Copy out the lines between the one containing "legend-label: OKX Ventures" and the one containing "legend-label: Variant Fund", inclusive, without changing anything.

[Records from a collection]
* Begin *

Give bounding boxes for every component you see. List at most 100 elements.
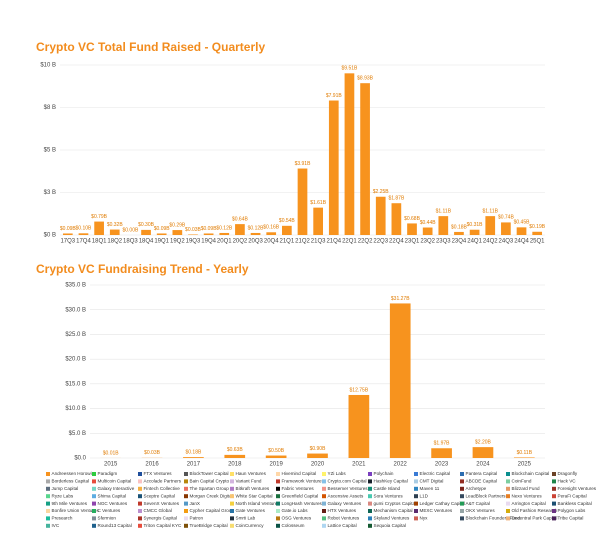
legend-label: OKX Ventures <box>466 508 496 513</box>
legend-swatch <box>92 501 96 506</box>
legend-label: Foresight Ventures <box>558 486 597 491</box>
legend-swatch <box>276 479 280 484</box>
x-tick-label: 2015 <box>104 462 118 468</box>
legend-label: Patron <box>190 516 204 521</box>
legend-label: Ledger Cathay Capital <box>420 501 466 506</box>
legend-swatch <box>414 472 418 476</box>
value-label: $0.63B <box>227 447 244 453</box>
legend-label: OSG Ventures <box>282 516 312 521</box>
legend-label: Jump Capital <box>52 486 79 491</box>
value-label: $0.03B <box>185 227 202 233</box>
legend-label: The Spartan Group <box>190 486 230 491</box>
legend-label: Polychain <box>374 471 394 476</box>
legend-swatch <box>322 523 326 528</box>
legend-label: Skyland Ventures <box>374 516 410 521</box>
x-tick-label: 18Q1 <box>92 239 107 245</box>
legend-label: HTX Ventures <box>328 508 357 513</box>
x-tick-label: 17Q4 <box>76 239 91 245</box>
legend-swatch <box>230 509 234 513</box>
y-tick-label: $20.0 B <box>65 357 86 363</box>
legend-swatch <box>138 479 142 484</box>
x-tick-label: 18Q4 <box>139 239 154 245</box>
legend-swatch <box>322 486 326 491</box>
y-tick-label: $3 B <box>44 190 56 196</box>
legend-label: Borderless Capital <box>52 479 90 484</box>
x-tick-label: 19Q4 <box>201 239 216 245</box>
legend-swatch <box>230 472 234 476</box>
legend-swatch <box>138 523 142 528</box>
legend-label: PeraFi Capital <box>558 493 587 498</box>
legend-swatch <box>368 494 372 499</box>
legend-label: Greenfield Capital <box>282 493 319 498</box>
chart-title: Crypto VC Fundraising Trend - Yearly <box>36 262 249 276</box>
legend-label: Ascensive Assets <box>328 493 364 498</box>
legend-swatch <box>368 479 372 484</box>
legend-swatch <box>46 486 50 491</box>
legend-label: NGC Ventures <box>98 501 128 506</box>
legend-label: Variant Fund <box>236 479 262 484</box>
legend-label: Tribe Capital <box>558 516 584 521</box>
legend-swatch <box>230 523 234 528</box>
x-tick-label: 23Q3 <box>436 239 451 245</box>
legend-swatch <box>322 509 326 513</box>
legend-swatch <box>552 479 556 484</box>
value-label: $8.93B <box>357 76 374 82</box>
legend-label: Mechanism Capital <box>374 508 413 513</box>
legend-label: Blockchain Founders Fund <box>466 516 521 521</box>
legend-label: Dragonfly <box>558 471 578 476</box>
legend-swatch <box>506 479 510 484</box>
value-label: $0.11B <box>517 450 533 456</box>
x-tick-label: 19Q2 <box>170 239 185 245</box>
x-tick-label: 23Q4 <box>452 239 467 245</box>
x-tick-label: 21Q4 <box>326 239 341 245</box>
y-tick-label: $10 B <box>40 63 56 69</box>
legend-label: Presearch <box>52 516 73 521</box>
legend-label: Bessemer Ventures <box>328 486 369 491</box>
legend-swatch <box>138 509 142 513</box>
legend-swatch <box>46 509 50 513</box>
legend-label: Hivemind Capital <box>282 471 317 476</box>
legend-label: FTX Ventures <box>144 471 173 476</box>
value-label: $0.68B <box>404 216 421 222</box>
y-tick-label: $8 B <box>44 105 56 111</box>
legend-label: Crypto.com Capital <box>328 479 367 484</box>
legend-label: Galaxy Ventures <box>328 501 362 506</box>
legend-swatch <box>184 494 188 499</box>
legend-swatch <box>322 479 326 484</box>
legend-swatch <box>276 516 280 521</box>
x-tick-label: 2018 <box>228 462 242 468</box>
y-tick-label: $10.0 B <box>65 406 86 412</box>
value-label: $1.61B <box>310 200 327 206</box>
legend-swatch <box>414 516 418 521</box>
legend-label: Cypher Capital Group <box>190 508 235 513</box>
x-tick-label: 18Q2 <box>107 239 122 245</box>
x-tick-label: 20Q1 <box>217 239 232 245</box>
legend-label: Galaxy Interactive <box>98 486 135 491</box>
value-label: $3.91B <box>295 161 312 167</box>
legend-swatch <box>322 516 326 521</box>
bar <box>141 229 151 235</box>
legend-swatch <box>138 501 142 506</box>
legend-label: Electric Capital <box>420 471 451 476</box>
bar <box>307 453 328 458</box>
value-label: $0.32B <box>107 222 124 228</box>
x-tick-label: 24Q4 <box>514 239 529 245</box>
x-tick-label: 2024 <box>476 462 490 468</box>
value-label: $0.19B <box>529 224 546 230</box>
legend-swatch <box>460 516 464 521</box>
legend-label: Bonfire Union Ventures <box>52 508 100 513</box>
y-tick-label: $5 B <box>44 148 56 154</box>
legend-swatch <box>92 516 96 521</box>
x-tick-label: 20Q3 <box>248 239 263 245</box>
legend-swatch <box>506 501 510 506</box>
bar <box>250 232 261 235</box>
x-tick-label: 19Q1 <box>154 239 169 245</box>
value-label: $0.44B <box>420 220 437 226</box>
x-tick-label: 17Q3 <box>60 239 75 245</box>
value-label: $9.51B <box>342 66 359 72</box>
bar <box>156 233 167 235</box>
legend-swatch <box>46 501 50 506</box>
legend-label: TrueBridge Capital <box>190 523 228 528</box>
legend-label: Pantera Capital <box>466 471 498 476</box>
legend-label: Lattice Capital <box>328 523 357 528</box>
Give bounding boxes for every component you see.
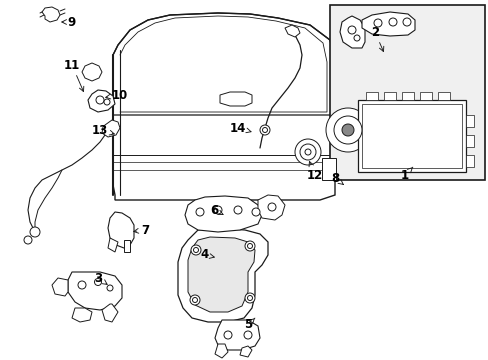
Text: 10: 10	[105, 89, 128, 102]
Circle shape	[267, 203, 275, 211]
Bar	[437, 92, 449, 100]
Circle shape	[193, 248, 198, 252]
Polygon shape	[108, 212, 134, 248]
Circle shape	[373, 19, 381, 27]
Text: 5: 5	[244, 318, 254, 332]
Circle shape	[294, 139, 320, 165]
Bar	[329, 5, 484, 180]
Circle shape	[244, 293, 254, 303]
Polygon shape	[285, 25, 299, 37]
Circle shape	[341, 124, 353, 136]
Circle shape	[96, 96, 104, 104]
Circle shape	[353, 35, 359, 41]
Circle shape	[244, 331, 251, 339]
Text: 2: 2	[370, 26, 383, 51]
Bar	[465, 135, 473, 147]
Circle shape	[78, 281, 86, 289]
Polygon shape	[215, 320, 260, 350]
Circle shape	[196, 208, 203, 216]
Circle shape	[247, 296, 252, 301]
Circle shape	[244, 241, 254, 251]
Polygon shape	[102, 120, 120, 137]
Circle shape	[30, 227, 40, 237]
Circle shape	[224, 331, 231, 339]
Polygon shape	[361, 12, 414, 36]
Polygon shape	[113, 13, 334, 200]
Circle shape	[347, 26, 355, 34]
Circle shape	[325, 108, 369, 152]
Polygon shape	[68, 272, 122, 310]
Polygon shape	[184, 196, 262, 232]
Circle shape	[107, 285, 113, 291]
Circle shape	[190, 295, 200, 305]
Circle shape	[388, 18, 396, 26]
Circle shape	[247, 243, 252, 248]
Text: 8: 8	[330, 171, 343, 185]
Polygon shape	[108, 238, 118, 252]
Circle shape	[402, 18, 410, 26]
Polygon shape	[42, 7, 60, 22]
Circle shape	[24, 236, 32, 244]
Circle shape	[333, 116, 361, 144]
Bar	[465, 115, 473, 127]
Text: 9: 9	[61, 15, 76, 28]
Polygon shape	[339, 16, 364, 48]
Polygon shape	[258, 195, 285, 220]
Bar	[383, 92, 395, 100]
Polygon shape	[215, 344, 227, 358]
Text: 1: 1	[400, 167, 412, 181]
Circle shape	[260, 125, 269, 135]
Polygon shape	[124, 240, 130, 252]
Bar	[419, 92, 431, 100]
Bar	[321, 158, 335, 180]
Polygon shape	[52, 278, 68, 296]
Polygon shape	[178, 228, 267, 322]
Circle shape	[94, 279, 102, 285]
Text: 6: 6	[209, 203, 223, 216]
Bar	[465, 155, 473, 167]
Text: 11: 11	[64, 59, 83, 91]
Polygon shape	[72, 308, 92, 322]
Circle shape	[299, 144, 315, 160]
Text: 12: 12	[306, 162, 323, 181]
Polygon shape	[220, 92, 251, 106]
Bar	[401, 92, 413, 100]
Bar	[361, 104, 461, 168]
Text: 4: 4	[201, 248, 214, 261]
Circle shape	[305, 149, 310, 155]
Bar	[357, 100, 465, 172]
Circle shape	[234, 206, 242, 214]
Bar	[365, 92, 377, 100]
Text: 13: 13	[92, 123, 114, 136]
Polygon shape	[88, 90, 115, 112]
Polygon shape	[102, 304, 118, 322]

* End *

◆ **Exercise response**
legend-label: OKX Ventures <box>466 508 496 513</box>
legend-swatch <box>92 501 96 506</box>
legend-label: Foresight Ventures <box>558 486 597 491</box>
legend-swatch <box>276 479 280 484</box>
x-tick-label: 2015 <box>104 462 118 468</box>
legend-label: Patron <box>190 516 204 521</box>
legend-label: Ledger Cathay Capital <box>420 501 466 506</box>
legend-swatch <box>414 472 418 476</box>
value-label: $0.63B <box>227 447 244 453</box>
legend-label: OSG Ventures <box>282 516 312 521</box>
legend-label: Jump Capital <box>52 486 79 491</box>
value-label: $0.03B <box>185 227 202 233</box>
legend-label: The Spartan Group <box>190 486 230 491</box>
legend-label: Polychain <box>374 471 394 476</box>
legend-swatch <box>322 523 326 528</box>
legend-label: Skyland Ventures <box>374 516 410 521</box>
x-tick-label: 18Q1 <box>92 239 107 245</box>
legend-label: HTX Ventures <box>328 508 357 513</box>
x-tick-label: 17Q4 <box>76 239 91 245</box>
legend-swatch <box>230 509 234 513</box>
y-tick-label: $20.0 B <box>65 357 86 363</box>
legend-swatch <box>138 479 142 484</box>
x-tick-label: 18Q4 <box>139 239 154 245</box>
legend-swatch <box>322 486 326 491</box>
y-tick-label: $3 B <box>44 190 56 196</box>
legend-label: Borderless Capital <box>52 479 90 484</box>
x-tick-label: 19Q4 <box>201 239 216 245</box>
legend-swatch <box>230 472 234 476</box>
legend-swatch <box>138 523 142 528</box>
legend-label: PeraFi Capital <box>558 493 587 498</box>
legend-swatch <box>368 494 372 499</box>
legend-label: Greenfield Capital <box>282 493 319 498</box>
chart-title: Crypto VC Fundraising Trend - Yearly <box>36 262 249 276</box>
legend-label: Ascensive Assets <box>328 493 364 498</box>
legend-swatch <box>368 479 372 484</box>
legend-swatch <box>46 486 50 491</box>
legend-label: NGC Ventures <box>98 501 128 506</box>
legend-label: Variant Fund <box>236 479 262 484</box>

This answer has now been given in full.